REQUIREMENT ▸ The entries below should be given again exactly, minus their pictures.

* START SUPPLIED INFORMATION *

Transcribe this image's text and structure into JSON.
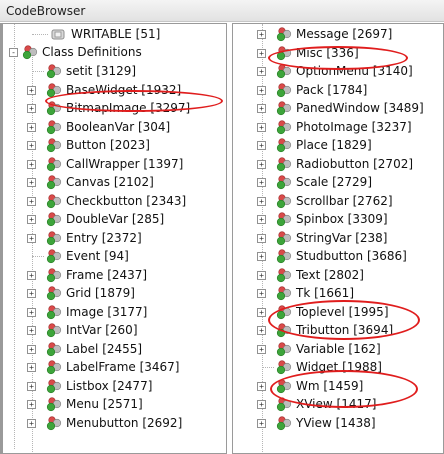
{
  "window": {
    "title": "CodeBrowser"
  },
  "left_tree": {
    "writable_label": "WRITABLE [51]",
    "class_definitions_label": "Class Definitions",
    "items": [
      "setit [3129]",
      "BaseWidget [1932]",
      "BitmapImage [3297]",
      "BooleanVar [304]",
      "Button [2023]",
      "CallWrapper [1397]",
      "Canvas [2102]",
      "Checkbutton [2343]",
      "DoubleVar [285]",
      "Entry [2372]",
      "Event [94]",
      "Frame [2437]",
      "Grid [1879]",
      "Image [3177]",
      "IntVar [260]",
      "Label [2455]",
      "LabelFrame [3467]",
      "Listbox [2477]",
      "Menu [2571]",
      "Menubutton [2692]"
    ]
  },
  "right_tree": {
    "items": [
      "Message [2697]",
      "Misc [336]",
      "OptionMenu [3140]",
      "Pack [1784]",
      "PanedWindow [3489]",
      "PhotoImage [3237]",
      "Place [1829]",
      "Radiobutton [2702]",
      "Scale [2729]",
      "Scrollbar [2762]",
      "Spinbox [3309]",
      "StringVar [238]",
      "Studbutton [3686]",
      "Text [2802]",
      "Tk [1661]",
      "Toplevel [1995]",
      "Tributton [3694]",
      "Variable [162]",
      "Widget [1988]",
      "Wm [1459]",
      "XView [1417]",
      "YView [1438]"
    ]
  },
  "icon": {
    "name": "class-icon"
  },
  "colors": {
    "annotation": "#e01d1d",
    "class_icon_green": "#3da43a",
    "class_icon_red": "#d94a4a",
    "class_icon_gray": "#a9a9a9"
  }
}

* END SUPPLIED INFORMATION *

WRITTEN SOLUTION ▸
Transcribe this image's text and structure into JSON.
{
  "window": {
    "title": "CodeBrowser"
  },
  "left_tree": {
    "writable_label": "WRITABLE [51]",
    "class_definitions_label": "Class Definitions",
    "items": [
      "setit [3129]",
      "BaseWidget [1932]",
      "BitmapImage [3297]",
      "BooleanVar [304]",
      "Button [2023]",
      "CallWrapper [1397]",
      "Canvas [2102]",
      "Checkbutton [2343]",
      "DoubleVar [285]",
      "Entry [2372]",
      "Event [94]",
      "Frame [2437]",
      "Grid [1879]",
      "Image [3177]",
      "IntVar [260]",
      "Label [2455]",
      "LabelFrame [3467]",
      "Listbox [2477]",
      "Menu [2571]",
      "Menubutton [2692]"
    ]
  },
  "right_tree": {
    "items": [
      "Message [2697]",
      "Misc [336]",
      "OptionMenu [3140]",
      "Pack [1784]",
      "PanedWindow [3489]",
      "PhotoImage [3237]",
      "Place [1829]",
      "Radiobutton [2702]",
      "Scale [2729]",
      "Scrollbar [2762]",
      "Spinbox [3309]",
      "StringVar [238]",
      "Studbutton [3686]",
      "Text [2802]",
      "Tk [1661]",
      "Toplevel [1995]",
      "Tributton [3694]",
      "Variable [162]",
      "Widget [1988]",
      "Wm [1459]",
      "XView [1417]",
      "YView [1438]"
    ]
  },
  "icon": {
    "name": "class-icon"
  },
  "colors": {
    "annotation": "#e01d1d",
    "class_icon_green": "#3da43a",
    "class_icon_red": "#d94a4a",
    "class_icon_gray": "#a9a9a9"
  }
}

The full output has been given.